Given request:
In the passage on the healed leper, rewrite the stretch from "The consequences of" through "have been given.", replacing "disobedience" with "defiance".

Excerpt:

Mark, with characteristic brevity, then reports that the former leper obediently went to do as he had been told, but that this obedience was accompanied by a flagrant disobedience that had disastrous results.

On his way to the temple, the man spread the news of his healing everywhere, telling everyone what had happened to him, freely reporting the healing he had received through Jesus. 

The predictable result promptly occurred: crowds of people gathered around Jesus in such numbers that Jesus could not go openly into a town. Jesus stayed out in unpopulated areas away from the city, Mark reports, then adds that the people came out and found Him anyway.

Thoughtlessly, over the years I had assumed that the reason Jesus stayed in the country was the size and possibly rowdy behavior of his followers. John Shea gave me a sobering alternative explanation.

Jesus, having touched the leper, was Himself now under the Levitical law that excluded Him from community. As the leper had been, Jesus was now: forbidden to enter into the city. The healed leper could go openly into the city and to the temple; the One who had healed him must now keep His distance from the people He had come to teach and heal. 

It is a stark graphic, a shadow of Isaiah’s description of the suffering servant who carried the grief and the sorrows of humankind alone outside the camp. 

Shea thinks that it is possible that the healing process in every instance was costly to Jesus—that the power that left Jesus when He healed the hemorrhaging woman went out of Him at other times of healing as well although not specifically noted by the Gospel writers. Shea suggests that it was Jesus’s constant reliance upon the Father (I do the will of my Father) and His hours spent in prayer than enabled Him to be replenished and restored, and to return to the people who needed Him. 

The sticking point for me came, however, with the realization of the way in which I had over years of reading, half-excused the disobedience of the leper. After all, he was just sharing his good news, glorifying Jesus and providing evidence of His powerful healing credentials and His probable Messiahship. Surely God couldn’t be too upset about that behavior!!

The consequences of the leper’s disobedience, however, were far from trivial. While his disobedience appeared to be God-glorifying activity, in reality his failure to obey resulted in serious trouble for Jesus, and (hypothetically at least) disruption and interruption of the work of the Kingdom. 

I insist repetitively that intentions do not control consequences.  Mark’s story makes this clear (again), and challenges me to keep things simple and clear in relation to the Spirit’s leading. It is not my prerogative to revise the directions I have been given. 

Blessed, Jesus said, are those who hear my words and do them.  
 
Thinking with you that we might all profit from prayer for specific, simple obedience. It occurs to me that obedience is likely to be more profitable for my soul and for the work of the Kingdom than any creative license to rewrite God’s memos that I may assume.

See you next week.

Gay



Saturday, October 11, 2014

Blessing the Unpredictable




Dear Friends,

This epiphany happened just as I sat down to write. However, several events preceded it that, in retrospect, are significant elements in the reality the story reflects.

One element was a soft, faded thrift-store napkin I had left carelessly crumpled on my desk.

Another element was the God-managed solar calendar that determined that on this day early morning autumn sunlight, traveling a complex journey, reached my study at a specific moment.

Listed entries:
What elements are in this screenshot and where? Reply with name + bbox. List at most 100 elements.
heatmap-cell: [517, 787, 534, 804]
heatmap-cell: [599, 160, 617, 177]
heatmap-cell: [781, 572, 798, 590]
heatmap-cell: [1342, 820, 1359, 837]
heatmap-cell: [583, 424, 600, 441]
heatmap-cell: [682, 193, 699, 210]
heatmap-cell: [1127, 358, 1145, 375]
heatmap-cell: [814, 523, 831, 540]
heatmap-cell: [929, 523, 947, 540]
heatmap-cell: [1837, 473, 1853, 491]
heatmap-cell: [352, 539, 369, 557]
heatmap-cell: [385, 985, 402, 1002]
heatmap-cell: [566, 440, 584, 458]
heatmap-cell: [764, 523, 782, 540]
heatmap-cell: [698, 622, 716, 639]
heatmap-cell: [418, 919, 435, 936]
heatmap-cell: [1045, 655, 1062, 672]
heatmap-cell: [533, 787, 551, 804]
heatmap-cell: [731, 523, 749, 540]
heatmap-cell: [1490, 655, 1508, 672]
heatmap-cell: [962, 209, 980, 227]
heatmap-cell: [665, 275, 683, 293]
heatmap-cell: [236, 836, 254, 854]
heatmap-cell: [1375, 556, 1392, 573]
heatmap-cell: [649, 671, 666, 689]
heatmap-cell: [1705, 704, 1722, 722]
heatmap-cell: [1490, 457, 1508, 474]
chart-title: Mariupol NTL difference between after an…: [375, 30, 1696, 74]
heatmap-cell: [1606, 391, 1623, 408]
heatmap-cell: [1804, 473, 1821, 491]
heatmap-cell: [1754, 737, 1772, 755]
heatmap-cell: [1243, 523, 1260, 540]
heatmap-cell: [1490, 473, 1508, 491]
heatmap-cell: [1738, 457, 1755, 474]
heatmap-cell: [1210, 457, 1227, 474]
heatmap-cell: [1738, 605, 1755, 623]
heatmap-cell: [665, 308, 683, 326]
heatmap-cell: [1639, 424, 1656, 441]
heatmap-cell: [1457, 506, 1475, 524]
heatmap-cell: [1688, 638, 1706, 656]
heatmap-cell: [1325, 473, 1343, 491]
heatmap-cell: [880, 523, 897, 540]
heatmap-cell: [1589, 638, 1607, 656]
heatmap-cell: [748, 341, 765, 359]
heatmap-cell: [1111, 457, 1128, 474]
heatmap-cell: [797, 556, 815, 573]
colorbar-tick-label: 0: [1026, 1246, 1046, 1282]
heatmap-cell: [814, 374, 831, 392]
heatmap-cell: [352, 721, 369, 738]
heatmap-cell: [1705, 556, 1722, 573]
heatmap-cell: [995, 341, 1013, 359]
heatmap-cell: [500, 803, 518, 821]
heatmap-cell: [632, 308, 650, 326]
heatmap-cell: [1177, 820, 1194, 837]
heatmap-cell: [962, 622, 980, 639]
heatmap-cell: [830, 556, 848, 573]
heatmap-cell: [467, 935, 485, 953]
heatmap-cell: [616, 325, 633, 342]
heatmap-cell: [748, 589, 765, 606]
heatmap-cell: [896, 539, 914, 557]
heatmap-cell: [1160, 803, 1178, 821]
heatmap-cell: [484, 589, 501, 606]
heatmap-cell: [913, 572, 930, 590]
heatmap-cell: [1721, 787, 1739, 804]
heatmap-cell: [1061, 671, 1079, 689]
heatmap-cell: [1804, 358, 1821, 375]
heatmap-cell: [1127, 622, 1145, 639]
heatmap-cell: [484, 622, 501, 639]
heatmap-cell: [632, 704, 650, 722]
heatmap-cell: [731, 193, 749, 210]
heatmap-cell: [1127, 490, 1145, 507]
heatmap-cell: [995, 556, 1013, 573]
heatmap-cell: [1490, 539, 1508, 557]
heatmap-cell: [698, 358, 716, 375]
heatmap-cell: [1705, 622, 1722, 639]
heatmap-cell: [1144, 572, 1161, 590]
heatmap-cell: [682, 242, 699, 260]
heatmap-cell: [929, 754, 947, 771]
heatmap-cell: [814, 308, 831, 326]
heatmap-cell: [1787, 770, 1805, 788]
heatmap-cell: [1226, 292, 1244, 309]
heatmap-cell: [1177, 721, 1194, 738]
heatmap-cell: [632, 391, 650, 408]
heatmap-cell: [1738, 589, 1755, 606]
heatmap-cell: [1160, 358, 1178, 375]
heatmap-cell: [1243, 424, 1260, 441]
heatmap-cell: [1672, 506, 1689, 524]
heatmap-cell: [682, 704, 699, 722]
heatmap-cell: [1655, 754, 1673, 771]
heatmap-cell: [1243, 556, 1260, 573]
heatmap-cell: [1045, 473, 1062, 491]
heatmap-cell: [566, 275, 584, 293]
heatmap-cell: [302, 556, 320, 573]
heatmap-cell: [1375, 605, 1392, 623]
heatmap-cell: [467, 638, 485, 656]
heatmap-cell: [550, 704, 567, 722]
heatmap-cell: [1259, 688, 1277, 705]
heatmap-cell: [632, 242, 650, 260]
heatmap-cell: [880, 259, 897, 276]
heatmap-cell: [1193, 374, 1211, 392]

Full response:
The consequences of the leper’s defiance, however, were far from trivial. While his defiance appeared to be God-glorifying activity, in reality his failure to obey resulted in serious trouble for Jesus, and (hypothetically at least) disruption and interruption of the work of the Kingdom. 

I insist repetitively that intentions do not control consequences.  Mark’s story makes this clear (again), and challenges me to keep things simple and clear in relation to the Spirit’s leading. It is not my prerogative to revise the directions I have been given.